**WHAT TO DO:** Reproduce each line exactly.

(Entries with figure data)
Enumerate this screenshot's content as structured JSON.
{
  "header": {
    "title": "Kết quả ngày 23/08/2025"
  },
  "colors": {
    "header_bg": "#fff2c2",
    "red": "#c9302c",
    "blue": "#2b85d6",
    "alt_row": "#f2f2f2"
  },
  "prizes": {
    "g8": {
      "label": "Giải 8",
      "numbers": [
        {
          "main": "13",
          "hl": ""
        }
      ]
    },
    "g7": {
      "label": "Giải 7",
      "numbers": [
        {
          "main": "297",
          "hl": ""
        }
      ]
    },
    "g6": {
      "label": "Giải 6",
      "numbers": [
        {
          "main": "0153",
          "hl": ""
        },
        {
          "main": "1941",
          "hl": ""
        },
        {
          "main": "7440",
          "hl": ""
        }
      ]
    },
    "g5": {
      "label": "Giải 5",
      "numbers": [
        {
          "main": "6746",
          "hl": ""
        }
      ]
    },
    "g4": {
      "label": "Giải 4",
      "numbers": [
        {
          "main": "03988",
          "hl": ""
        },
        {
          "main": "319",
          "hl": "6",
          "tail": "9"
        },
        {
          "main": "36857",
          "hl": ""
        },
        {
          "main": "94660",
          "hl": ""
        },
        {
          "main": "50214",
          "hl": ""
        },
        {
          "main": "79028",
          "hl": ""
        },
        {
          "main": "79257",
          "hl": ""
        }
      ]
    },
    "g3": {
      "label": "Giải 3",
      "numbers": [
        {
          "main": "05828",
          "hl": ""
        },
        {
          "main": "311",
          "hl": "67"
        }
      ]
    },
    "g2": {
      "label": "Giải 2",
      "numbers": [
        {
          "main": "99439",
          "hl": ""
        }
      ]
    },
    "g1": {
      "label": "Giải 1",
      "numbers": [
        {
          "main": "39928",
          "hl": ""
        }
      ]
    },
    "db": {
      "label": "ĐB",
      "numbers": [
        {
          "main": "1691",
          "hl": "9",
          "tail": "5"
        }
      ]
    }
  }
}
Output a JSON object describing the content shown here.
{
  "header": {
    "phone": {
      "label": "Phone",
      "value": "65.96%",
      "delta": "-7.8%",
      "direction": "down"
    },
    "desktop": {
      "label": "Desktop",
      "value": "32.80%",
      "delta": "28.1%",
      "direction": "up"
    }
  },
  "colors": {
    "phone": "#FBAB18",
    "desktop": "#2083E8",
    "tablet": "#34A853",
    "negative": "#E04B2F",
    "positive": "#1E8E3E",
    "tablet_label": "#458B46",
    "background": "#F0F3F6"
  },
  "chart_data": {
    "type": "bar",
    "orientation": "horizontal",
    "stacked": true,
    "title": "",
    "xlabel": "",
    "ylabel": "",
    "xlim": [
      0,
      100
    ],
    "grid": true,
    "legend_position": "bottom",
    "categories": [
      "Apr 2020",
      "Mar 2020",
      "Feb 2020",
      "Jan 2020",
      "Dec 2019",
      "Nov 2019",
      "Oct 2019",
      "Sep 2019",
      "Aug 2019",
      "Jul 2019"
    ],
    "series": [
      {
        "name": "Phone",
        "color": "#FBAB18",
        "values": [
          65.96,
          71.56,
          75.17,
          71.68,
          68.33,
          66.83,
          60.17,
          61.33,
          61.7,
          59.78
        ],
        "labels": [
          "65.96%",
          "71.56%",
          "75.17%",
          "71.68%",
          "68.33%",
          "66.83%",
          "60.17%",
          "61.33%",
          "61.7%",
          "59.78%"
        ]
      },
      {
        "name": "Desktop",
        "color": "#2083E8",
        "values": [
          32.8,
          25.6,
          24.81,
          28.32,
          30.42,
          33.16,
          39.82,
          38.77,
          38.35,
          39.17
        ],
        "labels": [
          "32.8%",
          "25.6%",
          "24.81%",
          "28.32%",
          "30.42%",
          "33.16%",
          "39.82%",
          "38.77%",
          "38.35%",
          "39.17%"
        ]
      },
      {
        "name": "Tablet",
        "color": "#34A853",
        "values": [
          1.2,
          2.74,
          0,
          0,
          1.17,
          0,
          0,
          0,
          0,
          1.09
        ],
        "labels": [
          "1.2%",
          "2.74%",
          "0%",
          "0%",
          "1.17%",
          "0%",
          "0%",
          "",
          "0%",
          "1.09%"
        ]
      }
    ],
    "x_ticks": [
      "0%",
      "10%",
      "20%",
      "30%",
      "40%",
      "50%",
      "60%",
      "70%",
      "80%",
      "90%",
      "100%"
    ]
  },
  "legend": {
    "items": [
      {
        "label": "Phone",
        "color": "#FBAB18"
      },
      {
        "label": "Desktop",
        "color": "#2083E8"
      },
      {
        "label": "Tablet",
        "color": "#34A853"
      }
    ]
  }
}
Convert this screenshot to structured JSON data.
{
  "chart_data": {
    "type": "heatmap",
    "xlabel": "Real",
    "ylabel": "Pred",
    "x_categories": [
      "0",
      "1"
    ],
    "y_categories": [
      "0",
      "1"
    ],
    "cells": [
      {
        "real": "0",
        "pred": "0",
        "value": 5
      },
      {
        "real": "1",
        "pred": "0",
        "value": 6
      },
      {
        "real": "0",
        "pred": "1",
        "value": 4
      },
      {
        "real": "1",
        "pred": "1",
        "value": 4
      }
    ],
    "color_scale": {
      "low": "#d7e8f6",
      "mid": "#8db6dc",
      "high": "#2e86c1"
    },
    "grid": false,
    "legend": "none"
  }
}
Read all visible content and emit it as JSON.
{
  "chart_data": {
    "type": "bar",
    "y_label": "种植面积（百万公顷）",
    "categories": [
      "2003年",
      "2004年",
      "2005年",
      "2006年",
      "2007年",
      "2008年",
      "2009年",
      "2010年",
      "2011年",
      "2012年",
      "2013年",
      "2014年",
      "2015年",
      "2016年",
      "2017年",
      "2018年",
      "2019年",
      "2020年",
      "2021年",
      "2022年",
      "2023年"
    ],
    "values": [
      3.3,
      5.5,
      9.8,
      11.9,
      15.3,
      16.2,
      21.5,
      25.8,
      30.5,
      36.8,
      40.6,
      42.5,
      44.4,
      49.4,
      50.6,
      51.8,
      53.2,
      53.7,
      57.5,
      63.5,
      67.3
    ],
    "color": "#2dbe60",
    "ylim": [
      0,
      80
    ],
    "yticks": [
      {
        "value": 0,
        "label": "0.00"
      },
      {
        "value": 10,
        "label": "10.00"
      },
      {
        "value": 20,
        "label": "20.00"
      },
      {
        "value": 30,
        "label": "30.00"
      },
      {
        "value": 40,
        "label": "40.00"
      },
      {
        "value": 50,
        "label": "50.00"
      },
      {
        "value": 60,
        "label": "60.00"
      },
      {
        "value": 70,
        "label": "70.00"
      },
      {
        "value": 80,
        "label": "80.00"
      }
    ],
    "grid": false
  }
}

**THE SOLUTION:**
Enumerate this screenshot's content as structured JSON.
{
  "header": {
    "title": "Kết quả ngày 23/08/2025"
  },
  "colors": {
    "header_bg": "#fff2c2",
    "red": "#c9302c",
    "blue": "#2b85d6",
    "alt_row": "#f2f2f2"
  },
  "prizes": {
    "g8": {
      "label": "Giải 8",
      "numbers": [
        {
          "main": "13",
          "hl": ""
        }
      ]
    },
    "g7": {
      "label": "Giải 7",
      "numbers": [
        {
          "main": "297",
          "hl": ""
        }
      ]
    },
    "g6": {
      "label": "Giải 6",
      "numbers": [
        {
          "main": "0153",
          "hl": ""
        },
        {
          "main": "1941",
          "hl": ""
        },
        {
          "main": "7440",
          "hl": ""
        }
      ]
    },
    "g5": {
      "label": "Giải 5",
      "numbers": [
        {
          "main": "6746",
          "hl": ""
        }
      ]
    },
    "g4": {
      "label": "Giải 4",
      "numbers": [
        {
          "main": "03988",
          "hl": ""
        },
        {
          "main": "319",
          "hl": "6",
          "tail": "9"
        },
        {
          "main": "36857",
          "hl": ""
        },
        {
          "main": "94660",
          "hl": ""
        },
        {
          "main": "50214",
          "hl": ""
        },
        {
          "main": "79028",
          "hl": ""
        },
        {
          "main": "79257",
          "hl": ""
        }
      ]
    },
    "g3": {
      "label": "Giải 3",
      "numbers": [
        {
          "main": "05828",
          "hl": ""
        },
        {
          "main": "311",
          "hl": "67"
        }
      ]
    },
    "g2": {
      "label": "Giải 2",
      "numbers": [
        {
          "main": "99439",
          "hl": ""
        }
      ]
    },
    "g1": {
      "label": "Giải 1",
      "numbers": [
        {
          "main": "39928",
          "hl": ""
        }
      ]
    },
    "db": {
      "label": "ĐB",
      "numbers": [
        {
          "main": "1691",
          "hl": "9",
          "tail": "5"
        }
      ]
    }
  }
}
Output a JSON object describing the content shown here.
{
  "header": {
    "phone": {
      "label": "Phone",
      "value": "65.96%",
      "delta": "-7.8%",
      "direction": "down"
    },
    "desktop": {
      "label": "Desktop",
      "value": "32.80%",
      "delta": "28.1%",
      "direction": "up"
    }
  },
  "colors": {
    "phone": "#FBAB18",
    "desktop": "#2083E8",
    "tablet": "#34A853",
    "negative": "#E04B2F",
    "positive": "#1E8E3E",
    "tablet_label": "#458B46",
    "background": "#F0F3F6"
  },
  "chart_data": {
    "type": "bar",
    "orientation": "horizontal",
    "stacked": true,
    "title": "",
    "xlabel": "",
    "ylabel": "",
    "xlim": [
      0,
      100
    ],
    "grid": true,
    "legend_position": "bottom",
    "categories": [
      "Apr 2020",
      "Mar 2020",
      "Feb 2020",
      "Jan 2020",
      "Dec 2019",
      "Nov 2019",
      "Oct 2019",
      "Sep 2019",
      "Aug 2019",
      "Jul 2019"
    ],
    "series": [
      {
        "name": "Phone",
        "color": "#FBAB18",
        "values": [
          65.96,
          71.56,
          75.17,
          71.68,
          68.33,
          66.83,
          60.17,
          61.33,
          61.7,
          59.78
        ],
        "labels": [
          "65.96%",
          "71.56%",
          "75.17%",
          "71.68%",
          "68.33%",
          "66.83%",
          "60.17%",
          "61.33%",
          "61.7%",
          "59.78%"
        ]
      },
      {
        "name": "Desktop",
        "color": "#2083E8",
        "values": [
          32.8,
          25.6,
          24.81,
          28.32,
          30.42,
          33.16,
          39.82,
          38.77,
          38.35,
          39.17
        ],
        "labels": [
          "32.8%",
          "25.6%",
          "24.81%",
          "28.32%",
          "30.42%",
          "33.16%",
          "39.82%",
          "38.77%",
          "38.35%",
          "39.17%"
        ]
      },
      {
        "name": "Tablet",
        "color": "#34A853",
        "values": [
          1.2,
          2.74,
          0,
          0,
          1.17,
          0,
          0,
          0,
          0,
          1.09
        ],
        "labels": [
          "1.2%",
          "2.74%",
          "0%",
          "0%",
          "1.17%",
          "0%",
          "0%",
          "",
          "0%",
          "1.09%"
        ]
      }
    ],
    "x_ticks": [
      "0%",
      "10%",
      "20%",
      "30%",
      "40%",
      "50%",
      "60%",
      "70%",
      "80%",
      "90%",
      "100%"
    ]
  },
  "legend": {
    "items": [
      {
        "label": "Phone",
        "color": "#FBAB18"
      },
      {
        "label": "Desktop",
        "color": "#2083E8"
      },
      {
        "label": "Tablet",
        "color": "#34A853"
      }
    ]
  }
}
Convert this screenshot to structured JSON data.
{
  "chart_data": {
    "type": "heatmap",
    "xlabel": "Real",
    "ylabel": "Pred",
    "x_categories": [
      "0",
      "1"
    ],
    "y_categories": [
      "0",
      "1"
    ],
    "cells": [
      {
        "real": "0",
        "pred": "0",
        "value": 5
      },
      {
        "real": "1",
        "pred": "0",
        "value": 6
      },
      {
        "real": "0",
        "pred": "1",
        "value": 4
      },
      {
        "real": "1",
        "pred": "1",
        "value": 4
      }
    ],
    "color_scale": {
      "low": "#d7e8f6",
      "mid": "#8db6dc",
      "high": "#2e86c1"
    },
    "grid": false,
    "legend": "none"
  }
}
Read all visible content and emit it as JSON.
{
  "chart_data": {
    "type": "bar",
    "y_label": "种植面积（百万公顷）",
    "categories": [
      "2003年",
      "2004年",
      "2005年",
      "2006年",
      "2007年",
      "2008年",
      "2009年",
      "2010年",
      "2011年",
      "2012年",
      "2013年",
      "2014年",
      "2015年",
      "2016年",
      "2017年",
      "2018年",
      "2019年",
      "2020年",
      "2021年",
      "2022年",
      "2023年"
    ],
    "values": [
      3.3,
      5.5,
      9.8,
      11.9,
      15.3,
      16.2,
      21.5,
      25.8,
      30.5,
      36.8,
      40.6,
      42.5,
      44.4,
      49.4,
      50.6,
      51.8,
      53.2,
      53.7,
      57.5,
      63.5,
      67.3
    ],
    "color": "#2dbe60",
    "ylim": [
      0,
      80
    ],
    "yticks": [
      {
        "value": 0,
        "label": "0.00"
      },
      {
        "value": 10,
        "label": "10.00"
      },
      {
        "value": 20,
        "label": "20.00"
      },
      {
        "value": 30,
        "label": "30.00"
      },
      {
        "value": 40,
        "label": "40.00"
      },
      {
        "value": 50,
        "label": "50.00"
      },
      {
        "value": 60,
        "label": "60.00"
      },
      {
        "value": 70,
        "label": "70.00"
      },
      {
        "value": 80,
        "label": "80.00"
      }
    ],
    "grid": false
  }
}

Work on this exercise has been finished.